JOB A>
According to the scan error notifications page, how many attempts do Graph API calls make before giving up?

DOCUMENT SEGMENT>
Skip to main content

Scan Error Notifications

When a component fails, the rest of the scan continues. You get a separate notification naming exactly what broke, and the pipeline exits clean.

What Are Scan Errors?

When PIM Monitor scans your tenant, it fetches data from multiple sources:

  • Directory Roles (definitions, policies, assignments)
  • PIM Groups (definitions, policies, assignments)
  • Authentication Contexts
  • Administrative Units
  • Activation Events (audit log)
  • Expiring Assignments (detection)

Normally, if any resource fails, the rest of the pipeline continues. Scan error notifications let failed components trigger a separate notification, so the pipeline can succeed while still reporting exactly what went wrong.

Example Scenario

One Directory Role API call fails after all retries are exhausted:

  • What happens:
    • That specific role is skipped; all other roles still process normally
    • A separate "scan error" notification is sent naming the exact role that failed
    • Pipeline succeeds (exit code 0)
    • Inventory is committed for all successfully fetched roles

Granularity

Scan errors are reported at the finest possible level:

WorkloadGranularityExample component name
Directory RolesPer roleDirectory Role: Global Administrator
PIM GroupsPer groupPIM Group: Tier-0 Admins
Authentication ContextsWhole workloadAuthentication Contexts
Administrative UnitsWhole workloadAdministrative Units
Activation EventsWhole workloadActivation Events
Expiring AssignmentsWhole workloadExpiring Assignments

Directory Roles and PIM Groups use per-resource granularity because they are the highest-value workloads. A single failing role or group should not prevent the scan from processing and reporting on all others.

When Scan Errors Occur

Scan errors are triggered by non-fatal failures. All Graph API calls use exponential backoff with up to 6 attempts before giving up (see Retry Behavior below), so transient throttling and network errors resolve automatically without triggering a scan error.

ComponentReason it might produce an error
Authentication ContextsGraph API timeout, permission denied
Administrative UnitsGraph API error, malformed response
Activation EventsAuditLog.Read.All permission missing (graceful), API error (error notification)
Directory RolesPersistent API failure for a specific role after 6 retry attempts
PIM GroupsGroup definition or assignment fetch fails after 6 retry attempts
Expiring AssignmentsMalformed assignment date, missing required fields

NOT scan errors (still cause pipeline failure):

  • Token acquisition failure, impossible to proceed without auth
  • Unrecoverable network issues

How Scan Error Notifications Work

Flow

  1. Each resource runs in its own try/catch block

    For per-resource workloads (Directory Roles, PIM Groups), each individual role or group has its own error boundary:

    # Inside the parallel block (Directory Roles)

[Dataset records]
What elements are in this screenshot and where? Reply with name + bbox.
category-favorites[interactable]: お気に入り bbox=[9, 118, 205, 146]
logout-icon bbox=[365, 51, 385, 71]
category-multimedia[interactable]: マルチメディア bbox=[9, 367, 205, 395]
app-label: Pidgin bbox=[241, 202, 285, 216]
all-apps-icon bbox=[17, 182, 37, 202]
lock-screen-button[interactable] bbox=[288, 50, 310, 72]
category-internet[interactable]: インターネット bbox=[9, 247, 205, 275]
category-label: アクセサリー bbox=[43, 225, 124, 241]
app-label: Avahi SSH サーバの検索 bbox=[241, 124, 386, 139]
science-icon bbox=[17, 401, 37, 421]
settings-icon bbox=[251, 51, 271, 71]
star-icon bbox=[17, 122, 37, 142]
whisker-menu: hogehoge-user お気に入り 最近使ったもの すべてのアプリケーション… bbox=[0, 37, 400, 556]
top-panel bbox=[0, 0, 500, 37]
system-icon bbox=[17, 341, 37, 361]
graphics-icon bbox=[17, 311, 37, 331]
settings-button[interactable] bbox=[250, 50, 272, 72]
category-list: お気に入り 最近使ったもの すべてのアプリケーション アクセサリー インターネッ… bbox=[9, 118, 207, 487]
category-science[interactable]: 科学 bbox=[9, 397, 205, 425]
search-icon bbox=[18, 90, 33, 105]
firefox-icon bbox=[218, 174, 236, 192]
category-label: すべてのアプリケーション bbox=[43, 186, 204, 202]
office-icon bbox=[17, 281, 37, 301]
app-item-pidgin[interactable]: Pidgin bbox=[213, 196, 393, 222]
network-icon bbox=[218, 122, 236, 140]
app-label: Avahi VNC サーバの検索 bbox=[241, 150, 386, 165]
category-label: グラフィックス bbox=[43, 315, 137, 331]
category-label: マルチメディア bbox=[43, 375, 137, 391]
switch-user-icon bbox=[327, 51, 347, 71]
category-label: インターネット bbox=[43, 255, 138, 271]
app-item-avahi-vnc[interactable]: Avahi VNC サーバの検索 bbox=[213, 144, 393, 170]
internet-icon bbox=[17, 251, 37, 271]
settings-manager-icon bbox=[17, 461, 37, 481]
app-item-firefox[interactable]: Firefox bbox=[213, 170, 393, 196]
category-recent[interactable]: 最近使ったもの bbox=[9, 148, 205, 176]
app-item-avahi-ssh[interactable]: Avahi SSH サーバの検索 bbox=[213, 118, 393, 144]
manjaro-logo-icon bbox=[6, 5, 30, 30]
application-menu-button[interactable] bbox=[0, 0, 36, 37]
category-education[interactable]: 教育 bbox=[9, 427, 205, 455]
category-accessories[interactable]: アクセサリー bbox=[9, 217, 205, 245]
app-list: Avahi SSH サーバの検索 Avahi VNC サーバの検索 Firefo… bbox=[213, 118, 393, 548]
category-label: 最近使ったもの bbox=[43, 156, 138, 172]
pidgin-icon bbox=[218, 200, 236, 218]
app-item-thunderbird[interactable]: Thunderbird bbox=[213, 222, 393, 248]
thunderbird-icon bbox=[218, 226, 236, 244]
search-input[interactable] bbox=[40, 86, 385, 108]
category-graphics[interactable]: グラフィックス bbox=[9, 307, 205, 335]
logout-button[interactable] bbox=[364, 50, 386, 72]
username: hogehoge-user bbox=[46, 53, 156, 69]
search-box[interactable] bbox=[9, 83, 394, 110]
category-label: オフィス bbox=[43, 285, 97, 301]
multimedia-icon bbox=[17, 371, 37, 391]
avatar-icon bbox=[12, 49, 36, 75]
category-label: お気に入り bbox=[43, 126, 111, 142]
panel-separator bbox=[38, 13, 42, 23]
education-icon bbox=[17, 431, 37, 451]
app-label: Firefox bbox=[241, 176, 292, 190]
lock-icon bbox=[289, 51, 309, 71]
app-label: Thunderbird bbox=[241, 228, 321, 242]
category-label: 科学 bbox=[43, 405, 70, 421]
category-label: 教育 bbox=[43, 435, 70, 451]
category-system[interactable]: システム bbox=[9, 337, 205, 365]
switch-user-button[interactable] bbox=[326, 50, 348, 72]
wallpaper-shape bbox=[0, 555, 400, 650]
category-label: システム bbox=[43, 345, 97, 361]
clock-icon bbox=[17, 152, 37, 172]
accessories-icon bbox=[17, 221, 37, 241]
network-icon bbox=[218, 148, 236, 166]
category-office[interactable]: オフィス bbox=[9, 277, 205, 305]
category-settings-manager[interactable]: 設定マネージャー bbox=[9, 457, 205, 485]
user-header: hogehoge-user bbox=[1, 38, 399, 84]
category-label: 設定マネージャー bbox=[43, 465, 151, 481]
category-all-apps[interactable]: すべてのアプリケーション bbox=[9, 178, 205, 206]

JOB B>
Print the stretch of the records from their start through the line containing "all-apps-icon bbox=[17, 182, 37, 202]", both ends included, reproducing each line verbatim.

EXERCISE RESULT A>
Up to 6 attempts, with exponential backoff.

EXERCISE RESULT B>
What elements are in this screenshot and where? Reply with name + bbox.
category-favorites[interactable]: お気に入り bbox=[9, 118, 205, 146]
logout-icon bbox=[365, 51, 385, 71]
category-multimedia[interactable]: マルチメディア bbox=[9, 367, 205, 395]
app-label: Pidgin bbox=[241, 202, 285, 216]
all-apps-icon bbox=[17, 182, 37, 202]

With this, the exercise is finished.